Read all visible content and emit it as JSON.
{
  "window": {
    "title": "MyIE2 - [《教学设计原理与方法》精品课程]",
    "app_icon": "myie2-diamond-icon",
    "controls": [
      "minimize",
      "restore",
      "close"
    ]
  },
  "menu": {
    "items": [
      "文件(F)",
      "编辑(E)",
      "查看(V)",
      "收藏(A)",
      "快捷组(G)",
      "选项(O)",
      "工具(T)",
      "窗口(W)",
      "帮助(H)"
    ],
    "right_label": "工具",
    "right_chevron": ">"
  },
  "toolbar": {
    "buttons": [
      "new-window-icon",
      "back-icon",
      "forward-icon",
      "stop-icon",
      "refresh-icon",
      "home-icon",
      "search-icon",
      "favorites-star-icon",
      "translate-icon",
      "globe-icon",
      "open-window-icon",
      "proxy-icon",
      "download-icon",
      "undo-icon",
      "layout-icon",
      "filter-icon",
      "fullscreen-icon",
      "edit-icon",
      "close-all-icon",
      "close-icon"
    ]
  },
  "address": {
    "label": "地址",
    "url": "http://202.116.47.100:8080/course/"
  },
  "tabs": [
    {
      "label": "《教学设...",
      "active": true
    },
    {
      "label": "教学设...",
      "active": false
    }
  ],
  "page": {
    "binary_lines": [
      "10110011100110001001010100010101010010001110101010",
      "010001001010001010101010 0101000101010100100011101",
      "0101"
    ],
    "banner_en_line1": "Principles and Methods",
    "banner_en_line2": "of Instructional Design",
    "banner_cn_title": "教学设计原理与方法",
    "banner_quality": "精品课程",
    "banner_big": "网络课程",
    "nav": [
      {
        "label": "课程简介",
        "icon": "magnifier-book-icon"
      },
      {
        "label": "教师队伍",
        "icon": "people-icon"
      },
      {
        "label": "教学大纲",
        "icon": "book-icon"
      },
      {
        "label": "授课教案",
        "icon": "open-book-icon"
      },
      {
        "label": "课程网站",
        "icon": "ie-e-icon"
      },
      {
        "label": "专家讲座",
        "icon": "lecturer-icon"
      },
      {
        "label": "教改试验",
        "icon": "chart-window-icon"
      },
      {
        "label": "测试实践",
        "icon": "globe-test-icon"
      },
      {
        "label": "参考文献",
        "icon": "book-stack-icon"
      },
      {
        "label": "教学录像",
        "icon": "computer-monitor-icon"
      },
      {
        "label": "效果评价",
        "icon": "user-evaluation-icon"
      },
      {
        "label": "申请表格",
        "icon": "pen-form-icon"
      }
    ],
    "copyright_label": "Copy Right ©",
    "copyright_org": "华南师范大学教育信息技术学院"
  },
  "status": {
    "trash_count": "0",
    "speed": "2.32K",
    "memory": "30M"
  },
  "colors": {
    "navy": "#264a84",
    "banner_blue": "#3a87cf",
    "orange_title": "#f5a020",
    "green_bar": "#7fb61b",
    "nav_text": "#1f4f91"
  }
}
■ ■ ■ ■ ■ ■ ■
What to do: Your task is to collect every line above that contains the word "教学设计原理与方法".

Reply to the exercise:
    "title": "MyIE2 - [《教学设计原理与方法》精品课程]",
    "banner_cn_title": "教学设计原理与方法",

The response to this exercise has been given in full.